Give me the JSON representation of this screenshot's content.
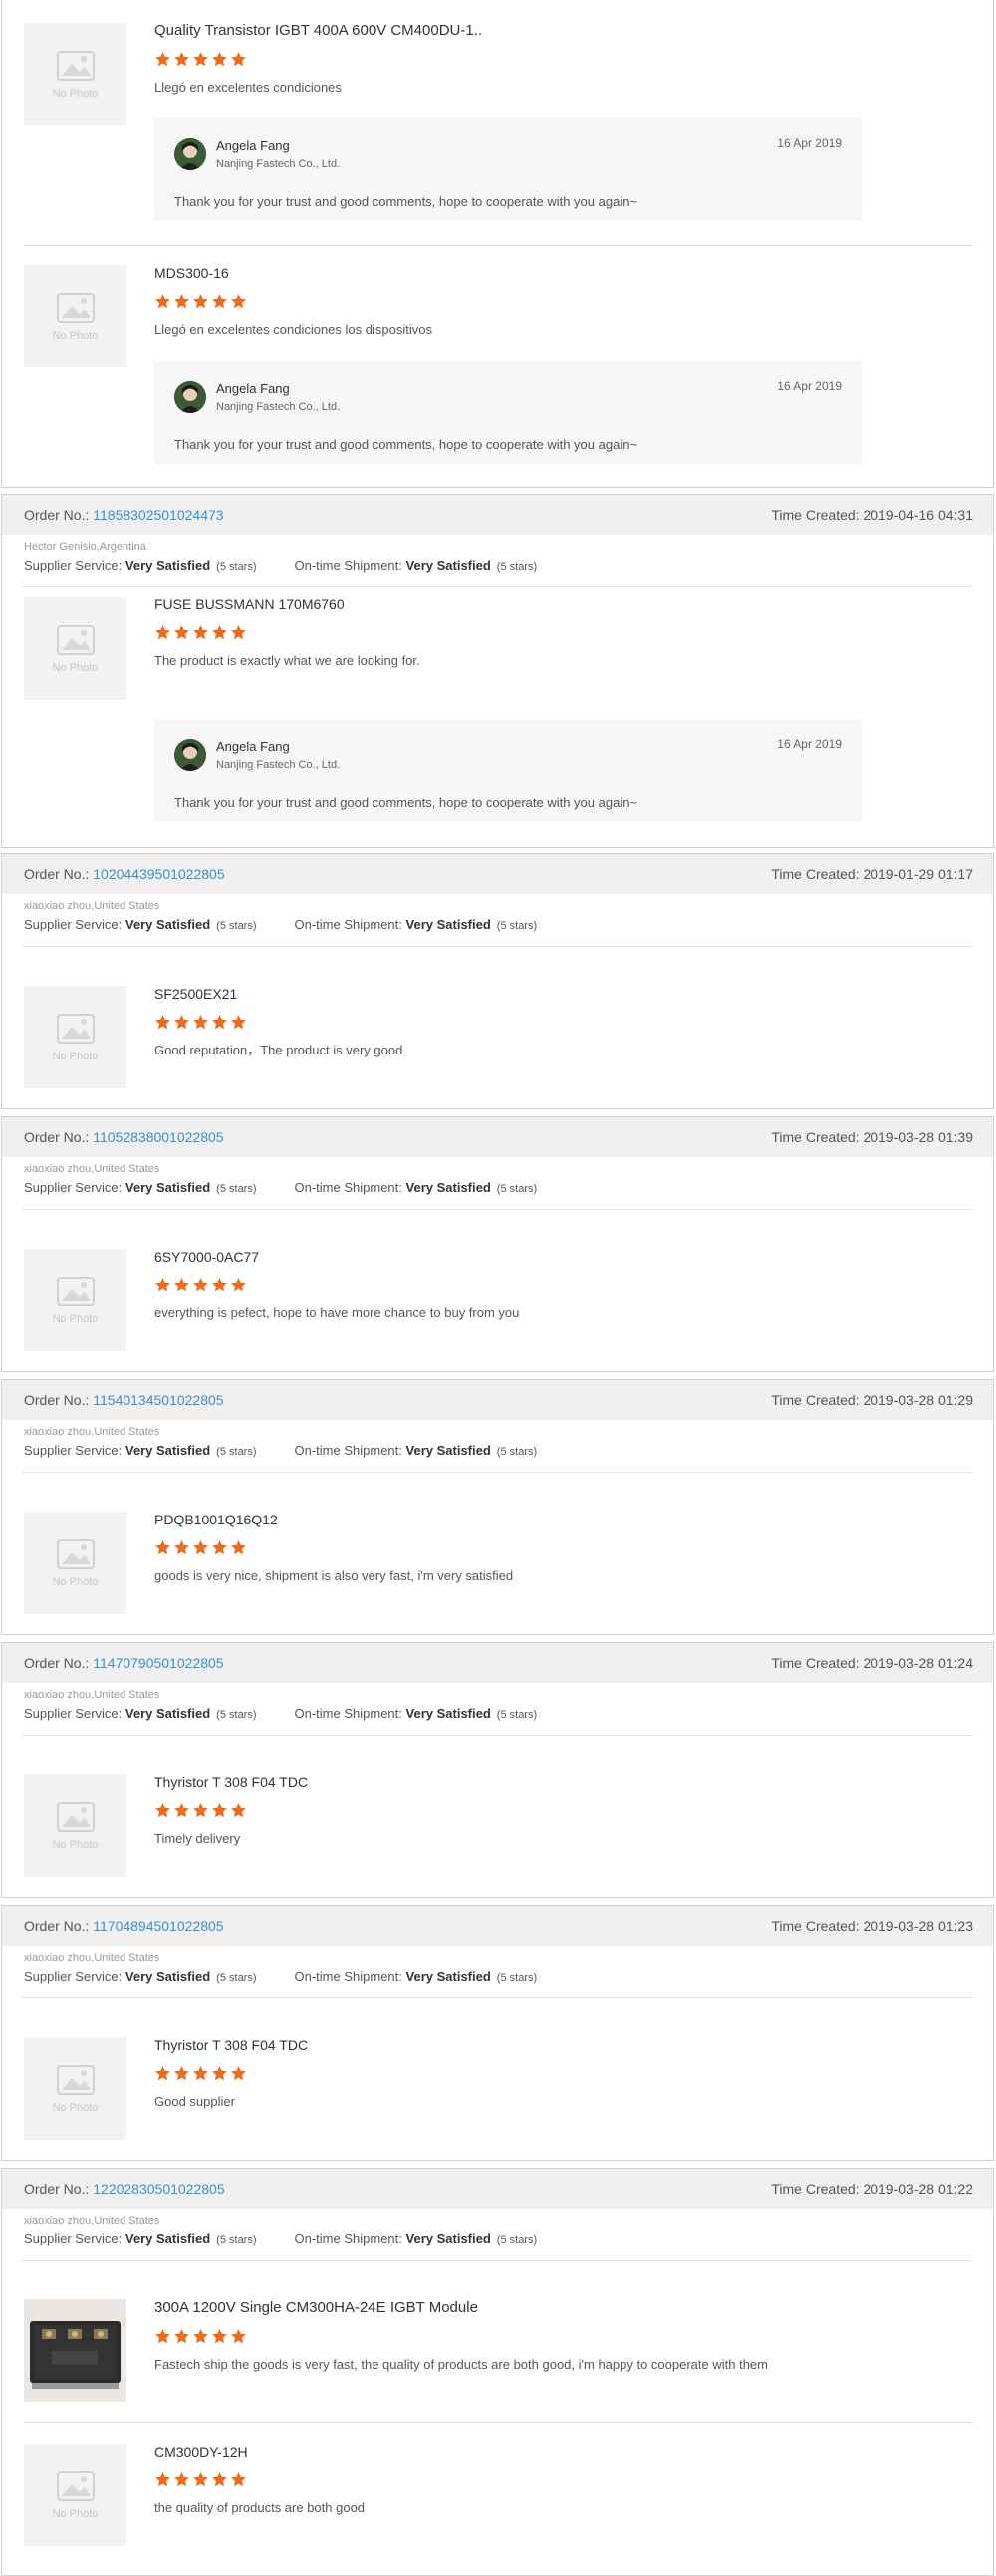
{
  "labels": {
    "order_no": "Order No.: ",
    "time_created": "Time Created: ",
    "supplier_service": "Supplier Service: ",
    "shipment": "On-time Shipment: ",
    "very_satisfied": "Very Satisfied",
    "five_stars": "(5 stars)",
    "no_photo": "No Photo"
  },
  "reply": {
    "name": "Angela Fang",
    "company": "Nanjing Fastech Co., Ltd.",
    "text": "Thank you for your trust and good comments, hope to cooperate with you again~"
  },
  "colors": {
    "accent": "#3a8fd0",
    "star": "#ee6a1d",
    "header_bg": "#f0f0f0"
  },
  "card0": {
    "items": [
      {
        "title": "Quality Transistor IGBT 400A 600V CM400DU-1..",
        "rating": 5,
        "comment": "Llegó en excelentes condiciones",
        "reply_date": "16 Apr 2019"
      },
      {
        "title": "MDS300-16",
        "rating": 5,
        "comment": "Llegó en excelentes condiciones los dispositivos",
        "reply_date": "16 Apr 2019"
      }
    ]
  },
  "orders": [
    {
      "order_no": "11858302501024473",
      "time": "2019-04-16 04:31",
      "buyer": "Hector Genisio,Argentina",
      "items": [
        {
          "title": "FUSE BUSSMANN 170M6760",
          "rating": 5,
          "comment": "The product is exactly what we are looking for.",
          "reply_date": "16 Apr 2019"
        }
      ]
    },
    {
      "order_no": "10204439501022805",
      "time": "2019-01-29 01:17",
      "buyer": "xiaoxiao zhou,United States",
      "items": [
        {
          "title": "SF2500EX21",
          "rating": 5,
          "comment": "Good reputation，The product is very good"
        }
      ]
    },
    {
      "order_no": "11052838001022805",
      "time": "2019-03-28 01:39",
      "buyer": "xiaoxiao zhou,United States",
      "items": [
        {
          "title": "6SY7000-0AC77",
          "rating": 5,
          "comment": "everything is pefect, hope to have more chance to buy from you"
        }
      ]
    },
    {
      "order_no": "11540134501022805",
      "time": "2019-03-28 01:29",
      "buyer": "xiaoxiao zhou,United States",
      "items": [
        {
          "title": "PDQB1001Q16Q12",
          "rating": 5,
          "comment": "goods is very nice, shipment is also very fast, i'm very satisfied"
        }
      ]
    },
    {
      "order_no": "11470790501022805",
      "time": "2019-03-28 01:24",
      "buyer": "xiaoxiao zhou,United States",
      "items": [
        {
          "title": "Thyristor T 308 F04 TDC",
          "rating": 5,
          "comment": "Timely delivery"
        }
      ]
    },
    {
      "order_no": "11704894501022805",
      "time": "2019-03-28 01:23",
      "buyer": "xiaoxiao zhou,United States",
      "items": [
        {
          "title": "Thyristor T 308 F04 TDC",
          "rating": 5,
          "comment": "Good supplier"
        }
      ]
    },
    {
      "order_no": "12202830501022805",
      "time": "2019-03-28 01:22",
      "buyer": "xiaoxiao zhou,United States",
      "items": [
        {
          "title": "300A 1200V Single CM300HA-24E IGBT Module",
          "rating": 5,
          "comment": "Fastech ship the goods is very fast, the quality of products are both good, i'm happy to cooperate with them"
        },
        {
          "title": "CM300DY-12H",
          "rating": 5,
          "comment": "the quality of products are both good"
        }
      ]
    }
  ]
}
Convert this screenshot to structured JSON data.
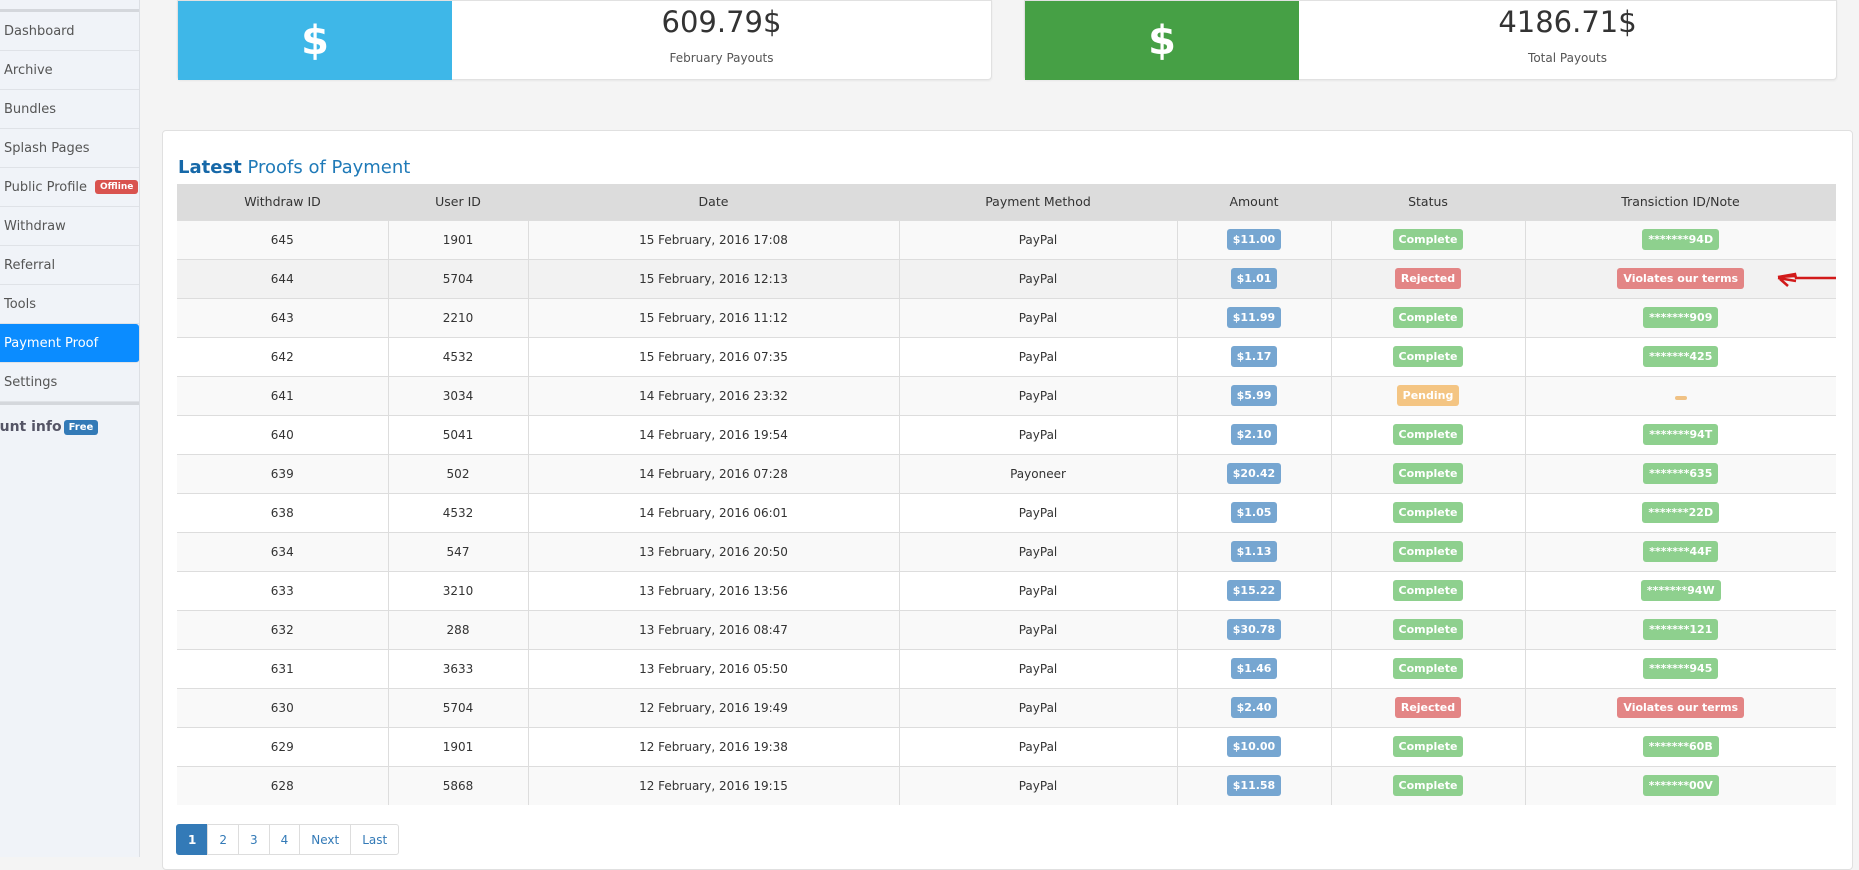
{
  "sidebar": {
    "items": [
      {
        "label": "Dashboard"
      },
      {
        "label": "Archive"
      },
      {
        "label": "Bundles"
      },
      {
        "label": "Splash Pages"
      },
      {
        "label": "Public Profile",
        "badge": "Offline"
      },
      {
        "label": "Withdraw"
      },
      {
        "label": "Referral"
      },
      {
        "label": "Tools"
      },
      {
        "label": "Payment Proof",
        "active": true
      },
      {
        "label": "Settings"
      }
    ],
    "account_info": "ount info",
    "account_badge": "Free"
  },
  "cards": [
    {
      "icon": "$",
      "value": "609.79$",
      "label": "February Payouts",
      "color": "#3eb7e8"
    },
    {
      "icon": "$",
      "value": "4186.71$",
      "label": "Total Payouts",
      "color": "#46a045"
    }
  ],
  "panel": {
    "title_bold": "Latest",
    "title_rest": " Proofs of Payment"
  },
  "table": {
    "headers": [
      "Withdraw ID",
      "User ID",
      "Date",
      "Payment Method",
      "Amount",
      "Status",
      "Transiction ID/Note"
    ],
    "rows": [
      [
        "645",
        "1901",
        "15 February, 2016 17:08",
        "PayPal",
        "$11.00",
        "Complete",
        "*******94D"
      ],
      [
        "644",
        "5704",
        "15 February, 2016 12:13",
        "PayPal",
        "$1.01",
        "Rejected",
        "Violates our terms"
      ],
      [
        "643",
        "2210",
        "15 February, 2016 11:12",
        "PayPal",
        "$11.99",
        "Complete",
        "*******909"
      ],
      [
        "642",
        "4532",
        "15 February, 2016 07:35",
        "PayPal",
        "$1.17",
        "Complete",
        "*******425"
      ],
      [
        "641",
        "3034",
        "14 February, 2016 23:32",
        "PayPal",
        "$5.99",
        "Pending",
        ""
      ],
      [
        "640",
        "5041",
        "14 February, 2016 19:54",
        "PayPal",
        "$2.10",
        "Complete",
        "*******94T"
      ],
      [
        "639",
        "502",
        "14 February, 2016 07:28",
        "Payoneer",
        "$20.42",
        "Complete",
        "*******635"
      ],
      [
        "638",
        "4532",
        "14 February, 2016 06:01",
        "PayPal",
        "$1.05",
        "Complete",
        "*******22D"
      ],
      [
        "634",
        "547",
        "13 February, 2016 20:50",
        "PayPal",
        "$1.13",
        "Complete",
        "*******44F"
      ],
      [
        "633",
        "3210",
        "13 February, 2016 13:56",
        "PayPal",
        "$15.22",
        "Complete",
        "*******94W"
      ],
      [
        "632",
        "288",
        "13 February, 2016 08:47",
        "PayPal",
        "$30.78",
        "Complete",
        "*******121"
      ],
      [
        "631",
        "3633",
        "13 February, 2016 05:50",
        "PayPal",
        "$1.46",
        "Complete",
        "*******945"
      ],
      [
        "630",
        "5704",
        "12 February, 2016 19:49",
        "PayPal",
        "$2.40",
        "Rejected",
        "Violates our terms"
      ],
      [
        "629",
        "1901",
        "12 February, 2016 19:38",
        "PayPal",
        "$10.00",
        "Complete",
        "*******60B"
      ],
      [
        "628",
        "5868",
        "12 February, 2016 19:15",
        "PayPal",
        "$11.58",
        "Complete",
        "*******00V"
      ]
    ]
  },
  "pagination": [
    "1",
    "2",
    "3",
    "4",
    "Next",
    "Last"
  ],
  "colors": {
    "accent": "#0b8cff",
    "complete": "#8ed08e",
    "rejected": "#e38585",
    "pending": "#f4c583",
    "amount": "#76a6d1"
  }
}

■ ■ ■ ■ ■

* What needs to be done: Select the lines in this material that hold the word "Fastech", leaving none out.

* Result for this exercise:
    "company": "Nanjing Fastech Co., Ltd.",
          "comment": "Fastech ship the goods is very fast, the quality of products are both good, i'm happy to cooperate with them"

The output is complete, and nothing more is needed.